# Task prompt
Of all the lines in the material below, how many include the string "find"? Give the number only.

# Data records
-*-*-
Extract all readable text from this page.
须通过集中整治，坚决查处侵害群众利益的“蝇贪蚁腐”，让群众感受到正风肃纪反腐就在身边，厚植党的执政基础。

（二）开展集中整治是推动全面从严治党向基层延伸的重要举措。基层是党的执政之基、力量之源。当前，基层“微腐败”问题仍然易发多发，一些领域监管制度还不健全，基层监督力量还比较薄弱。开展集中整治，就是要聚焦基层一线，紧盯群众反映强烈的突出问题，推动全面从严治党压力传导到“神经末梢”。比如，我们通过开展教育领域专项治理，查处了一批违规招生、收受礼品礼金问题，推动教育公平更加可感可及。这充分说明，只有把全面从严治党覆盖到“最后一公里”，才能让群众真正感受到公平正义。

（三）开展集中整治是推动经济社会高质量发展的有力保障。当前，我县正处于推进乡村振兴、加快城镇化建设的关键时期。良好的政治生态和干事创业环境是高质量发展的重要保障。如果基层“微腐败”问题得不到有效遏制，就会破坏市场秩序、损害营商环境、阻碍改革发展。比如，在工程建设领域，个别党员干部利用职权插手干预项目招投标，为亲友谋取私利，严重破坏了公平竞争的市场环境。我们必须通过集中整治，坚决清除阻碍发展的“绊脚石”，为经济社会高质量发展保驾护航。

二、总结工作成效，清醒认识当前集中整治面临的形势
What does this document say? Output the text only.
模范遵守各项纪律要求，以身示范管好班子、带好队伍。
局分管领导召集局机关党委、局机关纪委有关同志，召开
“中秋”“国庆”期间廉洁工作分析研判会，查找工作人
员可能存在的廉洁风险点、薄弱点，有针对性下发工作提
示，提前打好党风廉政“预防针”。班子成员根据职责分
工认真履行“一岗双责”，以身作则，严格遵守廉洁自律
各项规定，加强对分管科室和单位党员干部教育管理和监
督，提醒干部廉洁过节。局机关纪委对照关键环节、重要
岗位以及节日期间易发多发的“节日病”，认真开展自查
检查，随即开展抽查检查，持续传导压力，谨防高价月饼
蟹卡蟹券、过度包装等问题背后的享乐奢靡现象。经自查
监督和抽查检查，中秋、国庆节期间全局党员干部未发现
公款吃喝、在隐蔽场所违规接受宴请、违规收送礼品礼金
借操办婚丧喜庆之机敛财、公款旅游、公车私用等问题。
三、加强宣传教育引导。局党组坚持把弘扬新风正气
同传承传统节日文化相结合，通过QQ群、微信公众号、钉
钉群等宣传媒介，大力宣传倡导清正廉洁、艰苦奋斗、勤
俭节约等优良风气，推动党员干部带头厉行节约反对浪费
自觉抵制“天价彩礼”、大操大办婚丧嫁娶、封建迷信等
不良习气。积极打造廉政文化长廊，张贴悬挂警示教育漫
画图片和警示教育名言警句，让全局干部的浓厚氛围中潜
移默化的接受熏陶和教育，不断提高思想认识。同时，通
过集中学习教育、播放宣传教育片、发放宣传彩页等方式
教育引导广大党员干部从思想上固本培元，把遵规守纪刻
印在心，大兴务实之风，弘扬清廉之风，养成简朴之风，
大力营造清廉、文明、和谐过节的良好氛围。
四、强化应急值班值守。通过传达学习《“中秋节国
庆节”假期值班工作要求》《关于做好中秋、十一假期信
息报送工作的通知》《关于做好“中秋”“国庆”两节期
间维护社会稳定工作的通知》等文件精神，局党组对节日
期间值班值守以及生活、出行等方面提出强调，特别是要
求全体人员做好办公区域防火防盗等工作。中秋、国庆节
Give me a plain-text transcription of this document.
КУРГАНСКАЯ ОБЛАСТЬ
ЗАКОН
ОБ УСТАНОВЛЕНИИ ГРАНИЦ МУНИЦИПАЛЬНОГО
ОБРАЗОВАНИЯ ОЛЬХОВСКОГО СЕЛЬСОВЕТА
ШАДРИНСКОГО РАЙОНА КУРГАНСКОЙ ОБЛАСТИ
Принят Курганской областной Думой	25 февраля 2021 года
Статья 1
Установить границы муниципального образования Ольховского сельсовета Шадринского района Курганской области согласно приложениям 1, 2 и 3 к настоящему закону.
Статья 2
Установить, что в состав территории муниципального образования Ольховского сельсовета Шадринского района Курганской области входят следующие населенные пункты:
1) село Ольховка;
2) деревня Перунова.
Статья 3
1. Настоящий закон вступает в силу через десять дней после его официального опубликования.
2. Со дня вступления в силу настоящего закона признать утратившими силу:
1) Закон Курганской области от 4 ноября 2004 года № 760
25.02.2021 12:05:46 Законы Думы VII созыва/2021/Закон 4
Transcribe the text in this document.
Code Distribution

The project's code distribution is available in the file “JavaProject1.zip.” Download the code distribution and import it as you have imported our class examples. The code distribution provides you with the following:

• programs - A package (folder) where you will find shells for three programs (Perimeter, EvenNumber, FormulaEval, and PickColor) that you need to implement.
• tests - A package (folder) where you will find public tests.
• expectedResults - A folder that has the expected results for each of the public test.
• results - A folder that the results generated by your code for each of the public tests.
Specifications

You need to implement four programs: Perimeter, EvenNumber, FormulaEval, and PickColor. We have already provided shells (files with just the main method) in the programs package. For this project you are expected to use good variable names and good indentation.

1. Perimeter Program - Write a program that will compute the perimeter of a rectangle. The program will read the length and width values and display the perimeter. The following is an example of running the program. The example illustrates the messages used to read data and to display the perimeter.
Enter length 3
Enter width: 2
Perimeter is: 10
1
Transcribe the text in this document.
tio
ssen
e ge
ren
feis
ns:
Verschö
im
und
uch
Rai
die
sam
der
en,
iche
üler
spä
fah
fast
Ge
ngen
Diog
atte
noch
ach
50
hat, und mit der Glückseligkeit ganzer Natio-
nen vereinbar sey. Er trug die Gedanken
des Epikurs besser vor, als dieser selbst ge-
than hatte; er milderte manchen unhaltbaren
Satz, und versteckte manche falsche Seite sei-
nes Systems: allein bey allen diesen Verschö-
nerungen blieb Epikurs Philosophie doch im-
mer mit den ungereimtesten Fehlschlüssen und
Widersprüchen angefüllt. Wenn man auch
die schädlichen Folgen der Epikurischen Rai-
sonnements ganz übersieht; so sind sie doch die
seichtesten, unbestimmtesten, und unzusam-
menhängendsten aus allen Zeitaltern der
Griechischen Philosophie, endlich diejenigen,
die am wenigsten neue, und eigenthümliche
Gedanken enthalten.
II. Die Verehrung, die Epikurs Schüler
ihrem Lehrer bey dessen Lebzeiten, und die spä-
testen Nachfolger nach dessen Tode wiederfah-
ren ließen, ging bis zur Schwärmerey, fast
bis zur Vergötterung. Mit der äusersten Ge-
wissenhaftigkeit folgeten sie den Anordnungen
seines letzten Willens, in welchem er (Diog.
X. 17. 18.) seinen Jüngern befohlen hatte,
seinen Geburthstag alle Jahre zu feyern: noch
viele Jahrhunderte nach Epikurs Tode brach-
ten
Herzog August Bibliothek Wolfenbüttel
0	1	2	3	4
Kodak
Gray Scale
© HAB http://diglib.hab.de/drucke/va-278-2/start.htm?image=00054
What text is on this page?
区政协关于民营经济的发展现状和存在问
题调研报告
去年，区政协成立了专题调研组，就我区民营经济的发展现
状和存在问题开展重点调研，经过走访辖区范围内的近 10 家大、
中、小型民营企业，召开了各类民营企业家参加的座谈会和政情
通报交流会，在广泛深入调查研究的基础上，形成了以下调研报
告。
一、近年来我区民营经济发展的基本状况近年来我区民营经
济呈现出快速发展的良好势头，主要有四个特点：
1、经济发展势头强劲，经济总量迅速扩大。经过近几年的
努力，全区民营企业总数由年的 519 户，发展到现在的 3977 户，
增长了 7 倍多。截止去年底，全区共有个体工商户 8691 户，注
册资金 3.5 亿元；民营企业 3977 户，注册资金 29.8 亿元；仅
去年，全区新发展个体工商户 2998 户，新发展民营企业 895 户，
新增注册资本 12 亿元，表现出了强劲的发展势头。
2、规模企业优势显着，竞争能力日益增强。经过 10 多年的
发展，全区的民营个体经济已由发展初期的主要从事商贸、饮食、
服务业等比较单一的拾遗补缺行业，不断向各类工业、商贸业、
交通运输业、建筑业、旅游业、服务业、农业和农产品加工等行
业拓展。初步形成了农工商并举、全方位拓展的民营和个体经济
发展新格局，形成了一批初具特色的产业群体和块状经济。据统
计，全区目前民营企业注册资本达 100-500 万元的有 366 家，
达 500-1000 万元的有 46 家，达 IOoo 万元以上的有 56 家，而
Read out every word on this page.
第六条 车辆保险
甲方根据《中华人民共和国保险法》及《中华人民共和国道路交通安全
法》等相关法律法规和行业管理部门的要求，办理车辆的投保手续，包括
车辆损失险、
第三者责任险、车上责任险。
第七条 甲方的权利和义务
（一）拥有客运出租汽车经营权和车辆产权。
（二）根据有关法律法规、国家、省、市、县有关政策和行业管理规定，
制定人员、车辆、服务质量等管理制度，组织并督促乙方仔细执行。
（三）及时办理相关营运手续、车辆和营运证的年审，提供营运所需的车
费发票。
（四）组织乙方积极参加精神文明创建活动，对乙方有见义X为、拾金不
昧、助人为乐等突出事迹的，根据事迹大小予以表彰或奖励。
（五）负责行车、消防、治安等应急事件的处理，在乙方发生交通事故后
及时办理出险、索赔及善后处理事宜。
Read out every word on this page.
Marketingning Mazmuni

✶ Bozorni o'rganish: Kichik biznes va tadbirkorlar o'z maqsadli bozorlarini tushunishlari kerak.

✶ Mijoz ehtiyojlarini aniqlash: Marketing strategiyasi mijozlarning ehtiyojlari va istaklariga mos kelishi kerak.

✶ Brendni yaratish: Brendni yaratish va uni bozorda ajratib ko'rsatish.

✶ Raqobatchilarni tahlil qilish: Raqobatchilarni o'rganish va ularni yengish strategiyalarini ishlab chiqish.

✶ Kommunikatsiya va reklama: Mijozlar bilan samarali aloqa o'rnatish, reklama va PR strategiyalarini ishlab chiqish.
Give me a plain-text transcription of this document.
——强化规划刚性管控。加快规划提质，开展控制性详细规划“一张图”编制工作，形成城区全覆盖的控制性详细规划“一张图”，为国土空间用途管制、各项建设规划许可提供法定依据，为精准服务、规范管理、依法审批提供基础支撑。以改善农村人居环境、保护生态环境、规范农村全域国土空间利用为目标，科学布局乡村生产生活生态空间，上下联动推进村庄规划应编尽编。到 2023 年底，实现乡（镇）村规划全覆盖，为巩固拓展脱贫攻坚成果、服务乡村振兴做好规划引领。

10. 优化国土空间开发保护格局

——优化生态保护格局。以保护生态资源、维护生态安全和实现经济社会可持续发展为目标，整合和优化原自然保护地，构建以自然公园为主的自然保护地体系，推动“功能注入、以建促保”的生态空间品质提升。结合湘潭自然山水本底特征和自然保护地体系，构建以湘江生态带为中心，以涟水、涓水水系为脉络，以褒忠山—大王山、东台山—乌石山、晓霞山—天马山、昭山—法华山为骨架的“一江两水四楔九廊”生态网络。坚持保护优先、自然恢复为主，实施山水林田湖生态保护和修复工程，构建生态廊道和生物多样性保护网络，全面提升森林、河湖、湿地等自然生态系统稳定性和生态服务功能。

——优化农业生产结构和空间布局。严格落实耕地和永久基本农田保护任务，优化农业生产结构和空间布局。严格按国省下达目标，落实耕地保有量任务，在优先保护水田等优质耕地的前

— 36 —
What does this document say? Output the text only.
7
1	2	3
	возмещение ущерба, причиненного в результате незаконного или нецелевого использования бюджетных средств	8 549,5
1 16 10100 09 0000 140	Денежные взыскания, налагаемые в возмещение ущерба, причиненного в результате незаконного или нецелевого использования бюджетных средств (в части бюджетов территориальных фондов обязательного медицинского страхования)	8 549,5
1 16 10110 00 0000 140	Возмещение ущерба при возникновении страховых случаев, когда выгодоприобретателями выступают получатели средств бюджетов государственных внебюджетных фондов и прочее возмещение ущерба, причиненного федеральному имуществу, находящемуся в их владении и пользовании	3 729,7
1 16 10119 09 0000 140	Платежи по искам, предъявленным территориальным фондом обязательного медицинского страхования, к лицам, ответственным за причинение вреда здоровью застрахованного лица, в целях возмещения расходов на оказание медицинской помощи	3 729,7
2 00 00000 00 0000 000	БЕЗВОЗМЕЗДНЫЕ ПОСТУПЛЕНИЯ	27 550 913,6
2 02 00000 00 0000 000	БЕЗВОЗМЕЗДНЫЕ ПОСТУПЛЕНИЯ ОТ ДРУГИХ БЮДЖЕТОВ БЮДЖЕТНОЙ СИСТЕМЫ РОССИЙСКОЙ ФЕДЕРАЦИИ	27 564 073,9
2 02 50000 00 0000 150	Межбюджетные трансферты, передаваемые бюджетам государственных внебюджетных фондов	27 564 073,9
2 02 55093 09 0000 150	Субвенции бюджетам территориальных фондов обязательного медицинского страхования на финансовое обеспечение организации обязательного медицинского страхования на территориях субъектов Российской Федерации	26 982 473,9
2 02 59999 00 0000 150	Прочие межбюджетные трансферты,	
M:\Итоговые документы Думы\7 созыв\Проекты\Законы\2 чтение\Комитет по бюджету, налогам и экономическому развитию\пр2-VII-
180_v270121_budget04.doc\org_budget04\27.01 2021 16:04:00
-*-*-
# Reply to the task
2